Material provided:
- - -

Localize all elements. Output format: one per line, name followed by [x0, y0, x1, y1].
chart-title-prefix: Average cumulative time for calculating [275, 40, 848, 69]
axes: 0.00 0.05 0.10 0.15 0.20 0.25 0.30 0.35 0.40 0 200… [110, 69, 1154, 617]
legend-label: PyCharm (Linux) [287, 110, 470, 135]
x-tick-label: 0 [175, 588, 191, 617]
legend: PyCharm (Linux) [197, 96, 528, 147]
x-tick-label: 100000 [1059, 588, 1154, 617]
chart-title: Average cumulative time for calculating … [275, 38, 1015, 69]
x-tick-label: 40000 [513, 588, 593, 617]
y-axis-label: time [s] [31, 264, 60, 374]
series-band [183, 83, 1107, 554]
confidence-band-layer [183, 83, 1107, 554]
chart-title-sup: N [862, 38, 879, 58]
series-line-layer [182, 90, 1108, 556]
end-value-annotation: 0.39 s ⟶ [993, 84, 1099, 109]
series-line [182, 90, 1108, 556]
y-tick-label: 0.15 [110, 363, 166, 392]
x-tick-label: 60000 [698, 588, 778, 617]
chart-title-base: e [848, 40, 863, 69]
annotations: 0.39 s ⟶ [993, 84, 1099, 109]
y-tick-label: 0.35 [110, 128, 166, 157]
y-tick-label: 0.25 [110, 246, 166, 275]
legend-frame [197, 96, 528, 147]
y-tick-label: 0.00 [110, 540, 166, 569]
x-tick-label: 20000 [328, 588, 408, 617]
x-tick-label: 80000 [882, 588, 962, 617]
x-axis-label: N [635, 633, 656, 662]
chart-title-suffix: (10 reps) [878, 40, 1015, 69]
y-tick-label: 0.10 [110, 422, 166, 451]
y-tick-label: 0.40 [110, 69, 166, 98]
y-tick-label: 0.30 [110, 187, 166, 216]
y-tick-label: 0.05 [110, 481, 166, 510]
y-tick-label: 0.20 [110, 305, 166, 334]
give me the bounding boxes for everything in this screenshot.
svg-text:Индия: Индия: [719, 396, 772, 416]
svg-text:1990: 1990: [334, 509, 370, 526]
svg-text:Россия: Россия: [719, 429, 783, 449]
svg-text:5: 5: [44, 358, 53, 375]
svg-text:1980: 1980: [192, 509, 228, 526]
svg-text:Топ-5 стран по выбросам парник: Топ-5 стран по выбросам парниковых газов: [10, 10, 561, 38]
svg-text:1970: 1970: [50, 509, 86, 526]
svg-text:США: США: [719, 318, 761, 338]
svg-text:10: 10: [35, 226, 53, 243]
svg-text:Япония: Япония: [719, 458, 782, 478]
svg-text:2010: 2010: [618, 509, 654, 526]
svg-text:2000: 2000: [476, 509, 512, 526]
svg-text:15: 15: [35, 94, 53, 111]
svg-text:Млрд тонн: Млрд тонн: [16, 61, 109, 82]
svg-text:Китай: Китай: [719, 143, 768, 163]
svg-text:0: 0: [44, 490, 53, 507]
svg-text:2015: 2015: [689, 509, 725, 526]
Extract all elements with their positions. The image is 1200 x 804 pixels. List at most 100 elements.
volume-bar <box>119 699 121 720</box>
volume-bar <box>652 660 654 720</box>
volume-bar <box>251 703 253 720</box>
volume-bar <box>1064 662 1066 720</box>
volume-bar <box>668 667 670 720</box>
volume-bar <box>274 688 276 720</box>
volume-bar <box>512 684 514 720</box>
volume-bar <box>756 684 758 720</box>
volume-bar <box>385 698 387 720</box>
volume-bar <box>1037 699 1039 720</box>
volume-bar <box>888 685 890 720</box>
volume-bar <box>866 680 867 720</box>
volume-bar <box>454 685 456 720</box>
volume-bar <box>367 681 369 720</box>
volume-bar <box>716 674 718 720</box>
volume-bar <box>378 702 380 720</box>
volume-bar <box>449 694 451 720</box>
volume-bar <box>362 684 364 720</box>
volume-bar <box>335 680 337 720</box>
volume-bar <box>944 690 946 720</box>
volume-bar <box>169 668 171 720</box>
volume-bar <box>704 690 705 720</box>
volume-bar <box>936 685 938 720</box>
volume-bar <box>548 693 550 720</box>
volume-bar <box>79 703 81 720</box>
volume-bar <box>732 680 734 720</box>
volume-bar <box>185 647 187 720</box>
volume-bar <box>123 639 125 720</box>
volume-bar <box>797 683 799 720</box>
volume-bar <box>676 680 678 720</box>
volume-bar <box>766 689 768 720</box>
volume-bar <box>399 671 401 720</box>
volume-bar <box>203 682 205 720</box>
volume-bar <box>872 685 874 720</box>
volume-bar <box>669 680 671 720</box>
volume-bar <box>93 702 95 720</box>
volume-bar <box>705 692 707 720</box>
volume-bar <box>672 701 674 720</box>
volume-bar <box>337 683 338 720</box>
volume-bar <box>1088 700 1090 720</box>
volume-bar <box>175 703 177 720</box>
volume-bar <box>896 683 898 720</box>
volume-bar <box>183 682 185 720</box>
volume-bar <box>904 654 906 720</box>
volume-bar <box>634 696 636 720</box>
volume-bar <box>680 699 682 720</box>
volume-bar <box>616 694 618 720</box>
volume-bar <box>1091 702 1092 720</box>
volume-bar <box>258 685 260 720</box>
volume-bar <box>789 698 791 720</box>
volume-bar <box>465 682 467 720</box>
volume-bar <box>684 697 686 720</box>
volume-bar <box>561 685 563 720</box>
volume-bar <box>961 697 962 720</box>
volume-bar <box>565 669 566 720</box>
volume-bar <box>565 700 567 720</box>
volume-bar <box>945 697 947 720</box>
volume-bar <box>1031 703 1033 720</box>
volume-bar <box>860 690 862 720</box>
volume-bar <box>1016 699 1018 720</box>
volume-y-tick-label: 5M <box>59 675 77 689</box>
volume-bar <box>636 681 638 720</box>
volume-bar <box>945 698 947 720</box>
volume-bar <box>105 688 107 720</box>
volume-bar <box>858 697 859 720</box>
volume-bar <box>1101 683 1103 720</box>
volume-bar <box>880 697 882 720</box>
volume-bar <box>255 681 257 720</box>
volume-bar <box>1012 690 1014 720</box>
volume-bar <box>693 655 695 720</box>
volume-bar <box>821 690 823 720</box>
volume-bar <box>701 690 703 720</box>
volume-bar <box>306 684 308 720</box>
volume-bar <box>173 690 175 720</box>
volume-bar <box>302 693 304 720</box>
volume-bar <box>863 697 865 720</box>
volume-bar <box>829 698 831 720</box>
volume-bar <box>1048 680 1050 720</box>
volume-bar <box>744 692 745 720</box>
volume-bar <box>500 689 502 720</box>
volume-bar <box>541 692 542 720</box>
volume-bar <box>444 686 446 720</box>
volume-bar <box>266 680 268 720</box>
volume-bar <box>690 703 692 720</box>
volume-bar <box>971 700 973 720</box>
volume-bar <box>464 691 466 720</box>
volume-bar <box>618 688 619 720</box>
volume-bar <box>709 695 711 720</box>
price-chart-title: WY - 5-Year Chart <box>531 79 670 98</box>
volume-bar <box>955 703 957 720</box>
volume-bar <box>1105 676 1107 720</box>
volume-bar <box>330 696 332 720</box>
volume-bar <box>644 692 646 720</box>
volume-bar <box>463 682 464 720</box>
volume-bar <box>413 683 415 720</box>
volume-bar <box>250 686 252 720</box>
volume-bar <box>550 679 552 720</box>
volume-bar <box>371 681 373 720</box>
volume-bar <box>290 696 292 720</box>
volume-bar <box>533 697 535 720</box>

- - -

Work instructions: Copy out every line of the material above verbatim, with no changes to wording, numbers, symbols or order.

Exercise result:
Localize all elements. Output format: one per line, name followed by [x0, y0, x1, y1].
chart-title-prefix: Average cumulative time for calculating [275, 40, 848, 69]
axes: 0.00 0.05 0.10 0.15 0.20 0.25 0.30 0.35 0.40 0 200… [110, 69, 1154, 617]
legend-label: PyCharm (Linux) [287, 110, 470, 135]
x-tick-label: 0 [175, 588, 191, 617]
legend: PyCharm (Linux) [197, 96, 528, 147]
x-tick-label: 100000 [1059, 588, 1154, 617]
chart-title: Average cumulative time for calculating … [275, 38, 1015, 69]
x-tick-label: 40000 [513, 588, 593, 617]
y-axis-label: time [s] [31, 264, 60, 374]
series-band [183, 83, 1107, 554]
confidence-band-layer [183, 83, 1107, 554]
chart-title-sup: N [862, 38, 879, 58]
series-line-layer [182, 90, 1108, 556]
end-value-annotation: 0.39 s ⟶ [993, 84, 1099, 109]
series-line [182, 90, 1108, 556]
y-tick-label: 0.15 [110, 363, 166, 392]
x-tick-label: 60000 [698, 588, 778, 617]
chart-title-base: e [848, 40, 863, 69]
annotations: 0.39 s ⟶ [993, 84, 1099, 109]
y-tick-label: 0.35 [110, 128, 166, 157]
y-tick-label: 0.25 [110, 246, 166, 275]
legend-frame [197, 96, 528, 147]
y-tick-label: 0.00 [110, 540, 166, 569]
x-tick-label: 20000 [328, 588, 408, 617]
x-tick-label: 80000 [882, 588, 962, 617]
x-axis-label: N [635, 633, 656, 662]
chart-title-suffix: (10 reps) [878, 40, 1015, 69]
y-tick-label: 0.10 [110, 422, 166, 451]
y-tick-label: 0.40 [110, 69, 166, 98]
y-tick-label: 0.30 [110, 187, 166, 216]
y-tick-label: 0.05 [110, 481, 166, 510]
y-tick-label: 0.20 [110, 305, 166, 334]
give me the bounding boxes for everything in this screenshot.
svg-text:Индия: Индия: [719, 396, 772, 416]
svg-text:1990: 1990: [334, 509, 370, 526]
svg-text:Россия: Россия: [719, 429, 783, 449]
svg-text:5: 5: [44, 358, 53, 375]
svg-text:1980: 1980: [192, 509, 228, 526]
svg-text:Топ-5 стран по выбросам парник: Топ-5 стран по выбросам парниковых газов: [10, 10, 561, 38]
svg-text:1970: 1970: [50, 509, 86, 526]
svg-text:США: США: [719, 318, 761, 338]
svg-text:10: 10: [35, 226, 53, 243]
svg-text:Япония: Япония: [719, 458, 782, 478]
svg-text:2010: 2010: [618, 509, 654, 526]
svg-text:2000: 2000: [476, 509, 512, 526]
svg-text:15: 15: [35, 94, 53, 111]
svg-text:Млрд тонн: Млрд тонн: [16, 61, 109, 82]
svg-text:Китай: Китай: [719, 143, 768, 163]
svg-text:0: 0: [44, 490, 53, 507]
svg-text:2015: 2015: [689, 509, 725, 526]
Extract all elements with their positions. The image is 1200 x 804 pixels. List at most 100 elements.
volume-bar <box>119 699 121 720</box>
volume-bar <box>652 660 654 720</box>
volume-bar <box>251 703 253 720</box>
volume-bar <box>1064 662 1066 720</box>
volume-bar <box>668 667 670 720</box>
volume-bar <box>274 688 276 720</box>
volume-bar <box>512 684 514 720</box>
volume-bar <box>756 684 758 720</box>
volume-bar <box>385 698 387 720</box>
volume-bar <box>1037 699 1039 720</box>
volume-bar <box>888 685 890 720</box>
volume-bar <box>866 680 867 720</box>
volume-bar <box>454 685 456 720</box>
volume-bar <box>367 681 369 720</box>
volume-bar <box>716 674 718 720</box>
volume-bar <box>378 702 380 720</box>
volume-bar <box>449 694 451 720</box>
volume-bar <box>362 684 364 720</box>
volume-bar <box>335 680 337 720</box>
volume-bar <box>944 690 946 720</box>
volume-bar <box>169 668 171 720</box>
volume-bar <box>704 690 705 720</box>
volume-bar <box>936 685 938 720</box>
volume-bar <box>548 693 550 720</box>
volume-bar <box>79 703 81 720</box>
volume-bar <box>732 680 734 720</box>
volume-bar <box>185 647 187 720</box>
volume-bar <box>123 639 125 720</box>
volume-bar <box>797 683 799 720</box>
volume-bar <box>676 680 678 720</box>
volume-bar <box>766 689 768 720</box>
volume-bar <box>399 671 401 720</box>
volume-bar <box>203 682 205 720</box>
volume-bar <box>872 685 874 720</box>
volume-bar <box>669 680 671 720</box>
volume-bar <box>93 702 95 720</box>
volume-bar <box>705 692 707 720</box>
volume-bar <box>672 701 674 720</box>
volume-bar <box>337 683 338 720</box>
volume-bar <box>1088 700 1090 720</box>
volume-bar <box>175 703 177 720</box>
volume-bar <box>896 683 898 720</box>
volume-bar <box>183 682 185 720</box>
volume-bar <box>904 654 906 720</box>
volume-bar <box>634 696 636 720</box>
volume-bar <box>680 699 682 720</box>
volume-bar <box>616 694 618 720</box>
volume-bar <box>1091 702 1092 720</box>
volume-bar <box>258 685 260 720</box>
volume-bar <box>789 698 791 720</box>
volume-bar <box>465 682 467 720</box>
volume-bar <box>684 697 686 720</box>
volume-bar <box>561 685 563 720</box>
volume-bar <box>961 697 962 720</box>
volume-bar <box>565 669 566 720</box>
volume-bar <box>565 700 567 720</box>
volume-bar <box>945 697 947 720</box>
volume-bar <box>1031 703 1033 720</box>
volume-bar <box>860 690 862 720</box>
volume-bar <box>1016 699 1018 720</box>
volume-y-tick-label: 5M <box>59 675 77 689</box>
volume-bar <box>636 681 638 720</box>
volume-bar <box>945 698 947 720</box>
volume-bar <box>105 688 107 720</box>
volume-bar <box>858 697 859 720</box>
volume-bar <box>1101 683 1103 720</box>
volume-bar <box>880 697 882 720</box>
volume-bar <box>255 681 257 720</box>
volume-bar <box>1012 690 1014 720</box>
volume-bar <box>693 655 695 720</box>
volume-bar <box>821 690 823 720</box>
volume-bar <box>701 690 703 720</box>
volume-bar <box>306 684 308 720</box>
volume-bar <box>173 690 175 720</box>
volume-bar <box>302 693 304 720</box>
volume-bar <box>863 697 865 720</box>
volume-bar <box>829 698 831 720</box>
volume-bar <box>1048 680 1050 720</box>
volume-bar <box>744 692 745 720</box>
volume-bar <box>500 689 502 720</box>
volume-bar <box>541 692 542 720</box>
volume-bar <box>444 686 446 720</box>
volume-bar <box>266 680 268 720</box>
volume-bar <box>690 703 692 720</box>
volume-bar <box>971 700 973 720</box>
volume-bar <box>464 691 466 720</box>
volume-bar <box>618 688 619 720</box>
volume-bar <box>709 695 711 720</box>
price-chart-title: WY - 5-Year Chart <box>531 79 670 98</box>
volume-bar <box>955 703 957 720</box>
volume-bar <box>1105 676 1107 720</box>
volume-bar <box>330 696 332 720</box>
volume-bar <box>644 692 646 720</box>
volume-bar <box>463 682 464 720</box>
volume-bar <box>413 683 415 720</box>
volume-bar <box>250 686 252 720</box>
volume-bar <box>550 679 552 720</box>
volume-bar <box>371 681 373 720</box>
volume-bar <box>290 696 292 720</box>
volume-bar <box>533 697 535 720</box>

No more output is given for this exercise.